SUPPLIED RECORDS:
# # # # # # #

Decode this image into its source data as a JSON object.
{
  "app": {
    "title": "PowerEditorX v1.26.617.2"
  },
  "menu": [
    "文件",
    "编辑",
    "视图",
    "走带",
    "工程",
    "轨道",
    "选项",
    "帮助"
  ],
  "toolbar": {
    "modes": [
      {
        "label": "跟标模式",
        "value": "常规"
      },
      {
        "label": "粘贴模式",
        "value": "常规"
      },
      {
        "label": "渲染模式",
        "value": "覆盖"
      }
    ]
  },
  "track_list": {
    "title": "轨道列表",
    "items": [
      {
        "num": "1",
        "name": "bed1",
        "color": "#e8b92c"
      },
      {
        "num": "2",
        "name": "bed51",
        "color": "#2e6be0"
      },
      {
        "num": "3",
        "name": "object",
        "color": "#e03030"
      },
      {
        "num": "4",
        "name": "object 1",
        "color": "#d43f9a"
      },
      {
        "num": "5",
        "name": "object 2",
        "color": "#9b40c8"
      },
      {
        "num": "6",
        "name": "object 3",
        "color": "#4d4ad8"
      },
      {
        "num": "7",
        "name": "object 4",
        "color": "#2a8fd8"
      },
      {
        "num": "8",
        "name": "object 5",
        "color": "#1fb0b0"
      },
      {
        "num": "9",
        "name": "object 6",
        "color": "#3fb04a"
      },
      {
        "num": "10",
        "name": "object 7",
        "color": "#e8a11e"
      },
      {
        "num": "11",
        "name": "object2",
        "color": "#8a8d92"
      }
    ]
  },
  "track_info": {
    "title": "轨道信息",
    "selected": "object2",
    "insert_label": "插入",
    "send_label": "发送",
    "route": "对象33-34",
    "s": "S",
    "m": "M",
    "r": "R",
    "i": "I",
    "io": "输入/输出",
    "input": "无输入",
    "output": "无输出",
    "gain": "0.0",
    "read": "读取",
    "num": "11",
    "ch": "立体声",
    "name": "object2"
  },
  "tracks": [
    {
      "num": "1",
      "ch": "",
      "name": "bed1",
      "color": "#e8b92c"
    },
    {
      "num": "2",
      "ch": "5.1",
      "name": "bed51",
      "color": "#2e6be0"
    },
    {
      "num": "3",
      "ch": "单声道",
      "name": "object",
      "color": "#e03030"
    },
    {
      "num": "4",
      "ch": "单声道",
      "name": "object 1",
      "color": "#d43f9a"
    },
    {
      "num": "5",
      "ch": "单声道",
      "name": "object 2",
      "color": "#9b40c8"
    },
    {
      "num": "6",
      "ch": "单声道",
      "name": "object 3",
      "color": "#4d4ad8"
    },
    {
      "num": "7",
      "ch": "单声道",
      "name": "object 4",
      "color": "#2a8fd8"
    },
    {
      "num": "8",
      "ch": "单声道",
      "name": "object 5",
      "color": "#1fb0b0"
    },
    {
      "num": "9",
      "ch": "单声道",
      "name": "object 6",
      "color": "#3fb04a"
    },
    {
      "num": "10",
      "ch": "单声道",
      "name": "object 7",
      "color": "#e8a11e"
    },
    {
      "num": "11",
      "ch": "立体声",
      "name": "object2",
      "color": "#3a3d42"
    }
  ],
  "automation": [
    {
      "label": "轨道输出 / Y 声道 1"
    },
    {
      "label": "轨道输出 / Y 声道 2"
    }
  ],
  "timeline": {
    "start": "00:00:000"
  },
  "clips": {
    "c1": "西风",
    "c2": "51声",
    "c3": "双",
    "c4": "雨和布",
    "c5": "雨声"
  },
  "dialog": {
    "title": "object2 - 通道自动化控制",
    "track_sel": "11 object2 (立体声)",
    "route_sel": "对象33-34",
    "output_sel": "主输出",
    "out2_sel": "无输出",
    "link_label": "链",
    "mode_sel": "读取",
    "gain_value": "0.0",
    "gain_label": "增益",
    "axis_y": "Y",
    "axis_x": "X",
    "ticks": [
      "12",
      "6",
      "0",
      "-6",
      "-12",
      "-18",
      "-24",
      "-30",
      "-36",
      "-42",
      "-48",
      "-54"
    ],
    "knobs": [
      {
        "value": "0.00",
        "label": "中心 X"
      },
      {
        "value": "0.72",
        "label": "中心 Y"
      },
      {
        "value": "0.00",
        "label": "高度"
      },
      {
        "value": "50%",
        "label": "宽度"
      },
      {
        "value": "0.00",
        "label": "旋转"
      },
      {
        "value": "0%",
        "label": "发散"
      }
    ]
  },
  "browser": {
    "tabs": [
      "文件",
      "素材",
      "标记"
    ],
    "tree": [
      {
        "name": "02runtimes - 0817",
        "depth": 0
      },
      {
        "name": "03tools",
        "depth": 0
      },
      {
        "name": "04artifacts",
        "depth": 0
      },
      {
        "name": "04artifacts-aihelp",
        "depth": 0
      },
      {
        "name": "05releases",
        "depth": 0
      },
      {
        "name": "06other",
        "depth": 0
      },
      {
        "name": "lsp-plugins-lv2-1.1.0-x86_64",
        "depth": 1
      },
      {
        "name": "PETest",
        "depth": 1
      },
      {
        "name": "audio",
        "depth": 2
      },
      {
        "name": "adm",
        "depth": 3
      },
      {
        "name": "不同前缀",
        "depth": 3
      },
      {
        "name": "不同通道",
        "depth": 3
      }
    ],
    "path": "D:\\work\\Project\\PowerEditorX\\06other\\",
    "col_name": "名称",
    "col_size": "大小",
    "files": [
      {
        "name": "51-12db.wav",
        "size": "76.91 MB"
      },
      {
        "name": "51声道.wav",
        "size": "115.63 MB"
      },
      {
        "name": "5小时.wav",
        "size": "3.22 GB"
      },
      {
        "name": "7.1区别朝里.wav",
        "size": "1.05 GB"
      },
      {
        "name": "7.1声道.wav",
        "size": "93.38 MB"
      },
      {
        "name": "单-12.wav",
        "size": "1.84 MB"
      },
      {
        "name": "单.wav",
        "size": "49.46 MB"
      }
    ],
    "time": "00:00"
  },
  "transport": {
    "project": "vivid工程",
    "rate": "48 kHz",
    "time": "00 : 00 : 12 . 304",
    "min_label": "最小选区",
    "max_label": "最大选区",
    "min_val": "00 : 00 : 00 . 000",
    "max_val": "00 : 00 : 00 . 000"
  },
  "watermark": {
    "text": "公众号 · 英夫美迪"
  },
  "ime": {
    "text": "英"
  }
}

# # # # # # #

Return all of the data word for word.

THE ANSWER:
Decode this image into its source data as a JSON object.
{
  "app": {
    "title": "PowerEditorX v1.26.617.2"
  },
  "menu": [
    "文件",
    "编辑",
    "视图",
    "走带",
    "工程",
    "轨道",
    "选项",
    "帮助"
  ],
  "toolbar": {
    "modes": [
      {
        "label": "跟标模式",
        "value": "常规"
      },
      {
        "label": "粘贴模式",
        "value": "常规"
      },
      {
        "label": "渲染模式",
        "value": "覆盖"
      }
    ]
  },
  "track_list": {
    "title": "轨道列表",
    "items": [
      {
        "num": "1",
        "name": "bed1",
        "color": "#e8b92c"
      },
      {
        "num": "2",
        "name": "bed51",
        "color": "#2e6be0"
      },
      {
        "num": "3",
        "name": "object",
        "color": "#e03030"
      },
      {
        "num": "4",
        "name": "object 1",
        "color": "#d43f9a"
      },
      {
        "num": "5",
        "name": "object 2",
        "color": "#9b40c8"
      },
      {
        "num": "6",
        "name": "object 3",
        "color": "#4d4ad8"
      },
      {
        "num": "7",
        "name": "object 4",
        "color": "#2a8fd8"
      },
      {
        "num": "8",
        "name": "object 5",
        "color": "#1fb0b0"
      },
      {
        "num": "9",
        "name": "object 6",
        "color": "#3fb04a"
      },
      {
        "num": "10",
        "name": "object 7",
        "color": "#e8a11e"
      },
      {
        "num": "11",
        "name": "object2",
        "color": "#8a8d92"
      }
    ]
  },
  "track_info": {
    "title": "轨道信息",
    "selected": "object2",
    "insert_label": "插入",
    "send_label": "发送",
    "route": "对象33-34",
    "s": "S",
    "m": "M",
    "r": "R",
    "i": "I",
    "io": "输入/输出",
    "input": "无输入",
    "output": "无输出",
    "gain": "0.0",
    "read": "读取",
    "num": "11",
    "ch": "立体声",
    "name": "object2"
  },
  "tracks": [
    {
      "num": "1",
      "ch": "",
      "name": "bed1",
      "color": "#e8b92c"
    },
    {
      "num": "2",
      "ch": "5.1",
      "name": "bed51",
      "color": "#2e6be0"
    },
    {
      "num": "3",
      "ch": "单声道",
      "name": "object",
      "color": "#e03030"
    },
    {
      "num": "4",
      "ch": "单声道",
      "name": "object 1",
      "color": "#d43f9a"
    },
    {
      "num": "5",
      "ch": "单声道",
      "name": "object 2",
      "color": "#9b40c8"
    },
    {
      "num": "6",
      "ch": "单声道",
      "name": "object 3",
      "color": "#4d4ad8"
    },
    {
      "num": "7",
      "ch": "单声道",
      "name": "object 4",
      "color": "#2a8fd8"
    },
    {
      "num": "8",
      "ch": "单声道",
      "name": "object 5",
      "color": "#1fb0b0"
    },
    {
      "num": "9",
      "ch": "单声道",
      "name": "object 6",
      "color": "#3fb04a"
    },
    {
      "num": "10",
      "ch": "单声道",
      "name": "object 7",
      "color": "#e8a11e"
    },
    {
      "num": "11",
      "ch": "立体声",
      "name": "object2",
      "color": "#3a3d42"
    }
  ],
  "automation": [
    {
      "label": "轨道输出 / Y 声道 1"
    },
    {
      "label": "轨道输出 / Y 声道 2"
    }
  ],
  "timeline": {
    "start": "00:00:000"
  },
  "clips": {
    "c1": "西风",
    "c2": "51声",
    "c3": "双",
    "c4": "雨和布",
    "c5": "雨声"
  },
  "dialog": {
    "title": "object2 - 通道自动化控制",
    "track_sel": "11 object2 (立体声)",
    "route_sel": "对象33-34",
    "output_sel": "主输出",
    "out2_sel": "无输出",
    "link_label": "链",
    "mode_sel": "读取",
    "gain_value": "0.0",
    "gain_label": "增益",
    "axis_y": "Y",
    "axis_x": "X",
    "ticks": [
      "12",
      "6",
      "0",
      "-6",
      "-12",
      "-18",
      "-24",
      "-30",
      "-36",
      "-42",
      "-48",
      "-54"
    ],
    "knobs": [
      {
        "value": "0.00",
        "label": "中心 X"
      },
      {
        "value": "0.72",
        "label": "中心 Y"
      },
      {
        "value": "0.00",
        "label": "高度"
      },
      {
        "value": "50%",
        "label": "宽度"
      },
      {
        "value": "0.00",
        "label": "旋转"
      },
      {
        "value": "0%",
        "label": "发散"
      }
    ]
  },
  "browser": {
    "tabs": [
      "文件",
      "素材",
      "标记"
    ],
    "tree": [
      {
        "name": "02runtimes - 0817",
        "depth": 0
      },
      {
        "name": "03tools",
        "depth": 0
      },
      {
        "name": "04artifacts",
        "depth": 0
      },
      {
        "name": "04artifacts-aihelp",
        "depth": 0
      },
      {
        "name": "05releases",
        "depth": 0
      },
      {
        "name": "06other",
        "depth": 0
      },
      {
        "name": "lsp-plugins-lv2-1.1.0-x86_64",
        "depth": 1
      },
      {
        "name": "PETest",
        "depth": 1
      },
      {
        "name": "audio",
        "depth": 2
      },
      {
        "name": "adm",
        "depth": 3
      },
      {
        "name": "不同前缀",
        "depth": 3
      },
      {
        "name": "不同通道",
        "depth": 3
      }
    ],
    "path": "D:\\work\\Project\\PowerEditorX\\06other\\",
    "col_name": "名称",
    "col_size": "大小",
    "files": [
      {
        "name": "51-12db.wav",
        "size": "76.91 MB"
      },
      {
        "name": "51声道.wav",
        "size": "115.63 MB"
      },
      {
        "name": "5小时.wav",
        "size": "3.22 GB"
      },
      {
        "name": "7.1区别朝里.wav",
        "size": "1.05 GB"
      },
      {
        "name": "7.1声道.wav",
        "size": "93.38 MB"
      },
      {
        "name": "单-12.wav",
        "size": "1.84 MB"
      },
      {
        "name": "单.wav",
        "size": "49.46 MB"
      }
    ],
    "time": "00:00"
  },
  "transport": {
    "project": "vivid工程",
    "rate": "48 kHz",
    "time": "00 : 00 : 12 . 304",
    "min_label": "最小选区",
    "max_label": "最大选区",
    "min_val": "00 : 00 : 00 . 000",
    "max_val": "00 : 00 : 00 . 000"
  },
  "watermark": {
    "text": "公众号 · 英夫美迪"
  },
  "ime": {
    "text": "英"
  }
}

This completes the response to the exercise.